Aim: Filter the listing below, copying every line in which the word "text" appears.
--- START OF Supplied data ---
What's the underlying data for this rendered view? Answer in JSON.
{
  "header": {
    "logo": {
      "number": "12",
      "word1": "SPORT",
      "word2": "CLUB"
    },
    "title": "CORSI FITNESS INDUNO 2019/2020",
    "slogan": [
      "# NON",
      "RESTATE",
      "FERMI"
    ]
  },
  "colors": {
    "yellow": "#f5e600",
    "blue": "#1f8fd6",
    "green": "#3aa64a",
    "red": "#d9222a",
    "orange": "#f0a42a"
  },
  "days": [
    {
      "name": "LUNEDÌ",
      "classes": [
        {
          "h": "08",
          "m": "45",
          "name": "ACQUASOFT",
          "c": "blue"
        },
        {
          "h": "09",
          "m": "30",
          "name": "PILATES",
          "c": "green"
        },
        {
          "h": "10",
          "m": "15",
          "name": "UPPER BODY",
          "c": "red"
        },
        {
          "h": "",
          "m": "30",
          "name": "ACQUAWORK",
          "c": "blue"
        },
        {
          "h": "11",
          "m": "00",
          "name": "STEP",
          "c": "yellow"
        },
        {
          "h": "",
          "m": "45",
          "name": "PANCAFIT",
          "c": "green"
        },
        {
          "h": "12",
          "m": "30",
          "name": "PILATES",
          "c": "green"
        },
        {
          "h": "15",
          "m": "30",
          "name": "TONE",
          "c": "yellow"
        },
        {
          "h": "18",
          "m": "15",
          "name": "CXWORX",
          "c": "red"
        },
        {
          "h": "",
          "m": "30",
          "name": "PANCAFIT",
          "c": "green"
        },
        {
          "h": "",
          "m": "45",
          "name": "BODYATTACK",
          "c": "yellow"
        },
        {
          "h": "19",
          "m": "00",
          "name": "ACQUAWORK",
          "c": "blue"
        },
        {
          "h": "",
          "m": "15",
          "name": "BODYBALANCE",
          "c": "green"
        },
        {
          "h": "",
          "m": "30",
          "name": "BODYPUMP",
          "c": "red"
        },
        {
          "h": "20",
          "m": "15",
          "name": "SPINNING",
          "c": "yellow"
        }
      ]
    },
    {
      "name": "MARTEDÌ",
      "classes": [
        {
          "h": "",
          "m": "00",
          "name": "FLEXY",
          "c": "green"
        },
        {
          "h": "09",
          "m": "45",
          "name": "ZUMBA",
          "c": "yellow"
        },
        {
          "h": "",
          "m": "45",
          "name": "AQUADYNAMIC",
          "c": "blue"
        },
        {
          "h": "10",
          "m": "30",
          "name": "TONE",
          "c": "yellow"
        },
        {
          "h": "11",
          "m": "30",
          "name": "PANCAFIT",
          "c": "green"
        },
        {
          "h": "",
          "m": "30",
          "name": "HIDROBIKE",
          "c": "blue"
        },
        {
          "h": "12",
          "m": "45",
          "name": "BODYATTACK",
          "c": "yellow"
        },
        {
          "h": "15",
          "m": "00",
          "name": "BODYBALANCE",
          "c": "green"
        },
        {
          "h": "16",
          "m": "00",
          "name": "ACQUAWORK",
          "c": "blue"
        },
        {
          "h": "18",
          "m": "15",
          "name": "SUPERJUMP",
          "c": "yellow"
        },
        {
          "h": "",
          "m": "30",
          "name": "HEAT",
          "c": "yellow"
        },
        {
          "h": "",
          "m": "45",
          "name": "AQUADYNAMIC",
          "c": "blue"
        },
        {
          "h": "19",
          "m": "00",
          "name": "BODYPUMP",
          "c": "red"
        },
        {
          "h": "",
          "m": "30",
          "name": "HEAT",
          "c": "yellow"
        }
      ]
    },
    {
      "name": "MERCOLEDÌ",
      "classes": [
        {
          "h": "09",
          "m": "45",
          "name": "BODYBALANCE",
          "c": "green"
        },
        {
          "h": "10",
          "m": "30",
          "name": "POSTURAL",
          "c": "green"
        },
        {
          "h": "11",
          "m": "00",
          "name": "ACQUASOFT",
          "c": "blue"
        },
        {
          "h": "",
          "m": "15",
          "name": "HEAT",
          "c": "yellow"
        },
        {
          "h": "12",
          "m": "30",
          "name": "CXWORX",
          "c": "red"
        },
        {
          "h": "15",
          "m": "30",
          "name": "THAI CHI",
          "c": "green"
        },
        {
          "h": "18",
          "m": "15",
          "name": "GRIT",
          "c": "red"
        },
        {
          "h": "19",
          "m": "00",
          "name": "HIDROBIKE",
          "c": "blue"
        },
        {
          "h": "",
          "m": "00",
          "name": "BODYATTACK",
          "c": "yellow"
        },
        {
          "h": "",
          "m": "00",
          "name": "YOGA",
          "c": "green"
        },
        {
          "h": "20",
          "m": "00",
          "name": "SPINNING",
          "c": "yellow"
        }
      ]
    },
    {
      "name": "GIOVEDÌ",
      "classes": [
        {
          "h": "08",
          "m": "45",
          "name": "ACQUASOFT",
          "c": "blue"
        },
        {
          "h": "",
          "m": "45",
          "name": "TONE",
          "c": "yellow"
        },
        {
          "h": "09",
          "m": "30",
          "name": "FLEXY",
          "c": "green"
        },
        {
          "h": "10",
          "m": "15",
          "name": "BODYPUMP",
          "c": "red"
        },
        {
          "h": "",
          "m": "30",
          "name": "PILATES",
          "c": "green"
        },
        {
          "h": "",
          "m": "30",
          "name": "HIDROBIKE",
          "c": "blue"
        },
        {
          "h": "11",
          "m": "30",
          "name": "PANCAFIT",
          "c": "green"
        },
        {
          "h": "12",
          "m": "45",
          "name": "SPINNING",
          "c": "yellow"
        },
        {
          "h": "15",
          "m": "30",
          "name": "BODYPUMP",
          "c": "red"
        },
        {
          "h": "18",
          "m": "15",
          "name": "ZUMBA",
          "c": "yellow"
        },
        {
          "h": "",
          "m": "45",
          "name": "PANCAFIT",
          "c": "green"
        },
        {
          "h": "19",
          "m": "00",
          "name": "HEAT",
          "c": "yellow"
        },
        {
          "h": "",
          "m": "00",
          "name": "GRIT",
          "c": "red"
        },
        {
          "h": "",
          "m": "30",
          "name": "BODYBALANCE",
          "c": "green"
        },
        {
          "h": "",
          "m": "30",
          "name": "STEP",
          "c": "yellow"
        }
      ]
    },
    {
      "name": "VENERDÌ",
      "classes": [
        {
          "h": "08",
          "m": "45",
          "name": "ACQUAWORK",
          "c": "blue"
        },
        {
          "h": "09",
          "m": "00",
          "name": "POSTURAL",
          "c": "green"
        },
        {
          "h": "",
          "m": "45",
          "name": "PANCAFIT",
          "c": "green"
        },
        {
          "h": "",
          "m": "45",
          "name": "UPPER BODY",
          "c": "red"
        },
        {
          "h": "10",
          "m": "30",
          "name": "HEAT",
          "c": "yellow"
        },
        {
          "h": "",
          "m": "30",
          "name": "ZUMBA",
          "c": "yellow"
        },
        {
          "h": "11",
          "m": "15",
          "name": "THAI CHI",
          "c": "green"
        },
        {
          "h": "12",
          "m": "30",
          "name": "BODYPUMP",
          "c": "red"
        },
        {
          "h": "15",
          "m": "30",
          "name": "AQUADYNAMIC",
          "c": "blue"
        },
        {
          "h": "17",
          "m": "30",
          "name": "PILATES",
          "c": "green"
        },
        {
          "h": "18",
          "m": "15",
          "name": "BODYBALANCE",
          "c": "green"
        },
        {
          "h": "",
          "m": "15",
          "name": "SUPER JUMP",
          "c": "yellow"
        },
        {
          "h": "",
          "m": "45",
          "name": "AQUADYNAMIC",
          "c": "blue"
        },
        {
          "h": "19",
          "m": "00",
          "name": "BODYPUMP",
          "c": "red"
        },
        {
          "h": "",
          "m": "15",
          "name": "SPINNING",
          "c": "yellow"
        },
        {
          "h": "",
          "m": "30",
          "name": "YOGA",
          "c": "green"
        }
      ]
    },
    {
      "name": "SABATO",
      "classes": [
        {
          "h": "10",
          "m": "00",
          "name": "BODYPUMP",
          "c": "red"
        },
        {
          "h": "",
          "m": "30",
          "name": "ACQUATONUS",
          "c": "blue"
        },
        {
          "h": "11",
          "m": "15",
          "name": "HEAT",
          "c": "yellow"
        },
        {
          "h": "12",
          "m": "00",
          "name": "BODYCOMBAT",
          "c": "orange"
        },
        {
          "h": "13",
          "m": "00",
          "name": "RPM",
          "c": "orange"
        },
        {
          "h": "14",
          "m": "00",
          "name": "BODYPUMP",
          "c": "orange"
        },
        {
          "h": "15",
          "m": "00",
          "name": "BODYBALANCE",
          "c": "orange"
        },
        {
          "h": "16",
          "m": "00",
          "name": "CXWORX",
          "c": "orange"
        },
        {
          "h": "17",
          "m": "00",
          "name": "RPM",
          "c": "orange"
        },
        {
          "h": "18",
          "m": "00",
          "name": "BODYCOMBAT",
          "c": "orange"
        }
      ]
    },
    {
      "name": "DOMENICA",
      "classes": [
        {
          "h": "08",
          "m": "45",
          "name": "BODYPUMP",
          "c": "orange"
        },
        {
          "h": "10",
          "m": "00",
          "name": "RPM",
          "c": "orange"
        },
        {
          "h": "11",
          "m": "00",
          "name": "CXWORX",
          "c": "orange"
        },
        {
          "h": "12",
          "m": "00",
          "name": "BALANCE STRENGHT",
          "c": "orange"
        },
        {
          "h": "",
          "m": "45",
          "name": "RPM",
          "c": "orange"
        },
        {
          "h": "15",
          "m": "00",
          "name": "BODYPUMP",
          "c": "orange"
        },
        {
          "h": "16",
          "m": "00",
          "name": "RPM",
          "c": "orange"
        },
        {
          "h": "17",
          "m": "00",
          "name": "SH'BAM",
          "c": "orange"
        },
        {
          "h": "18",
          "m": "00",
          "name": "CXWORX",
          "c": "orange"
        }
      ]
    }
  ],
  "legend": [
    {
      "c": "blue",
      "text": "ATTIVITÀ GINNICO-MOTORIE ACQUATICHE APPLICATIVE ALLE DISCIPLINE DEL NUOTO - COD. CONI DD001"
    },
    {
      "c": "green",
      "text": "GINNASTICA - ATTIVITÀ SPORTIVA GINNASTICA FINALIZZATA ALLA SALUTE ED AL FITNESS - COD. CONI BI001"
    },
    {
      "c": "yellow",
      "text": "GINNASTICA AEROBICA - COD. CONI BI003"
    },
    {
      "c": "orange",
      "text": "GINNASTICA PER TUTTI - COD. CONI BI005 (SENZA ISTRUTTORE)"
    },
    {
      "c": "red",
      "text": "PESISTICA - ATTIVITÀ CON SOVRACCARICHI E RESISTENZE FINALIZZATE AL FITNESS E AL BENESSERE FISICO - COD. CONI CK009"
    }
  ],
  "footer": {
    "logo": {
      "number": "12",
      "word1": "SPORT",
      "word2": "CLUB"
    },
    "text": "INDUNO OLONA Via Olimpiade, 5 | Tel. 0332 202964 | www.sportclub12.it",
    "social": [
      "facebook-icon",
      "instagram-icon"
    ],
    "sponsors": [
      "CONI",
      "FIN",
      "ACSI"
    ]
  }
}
--- END OF Supplied data ---
Completed task:
      "text": "ATTIVITÀ GINNICO-MOTORIE ACQUATICHE APPLICATIVE ALLE DISCIPLINE DEL NUOTO - COD. CONI DD001"
      "text": "GINNASTICA - ATTIVITÀ SPORTIVA GINNASTICA FINALIZZATA ALLA SALUTE ED AL FITNESS - COD. CONI BI001"
      "text": "GINNASTICA AEROBICA - COD. CONI BI003"
      "text": "GINNASTICA PER TUTTI - COD. CONI BI005 (SENZA ISTRUTTORE)"
      "text": "PESISTICA - ATTIVITÀ CON SOVRACCARICHI E RESISTENZE FINALIZZATE AL FITNESS E AL BENESSERE FISICO - COD. CONI CK009"
    "text": "INDUNO OLONA Via Olimpiade, 5 | Tel. 0332 202964 | www.sportclub12.it",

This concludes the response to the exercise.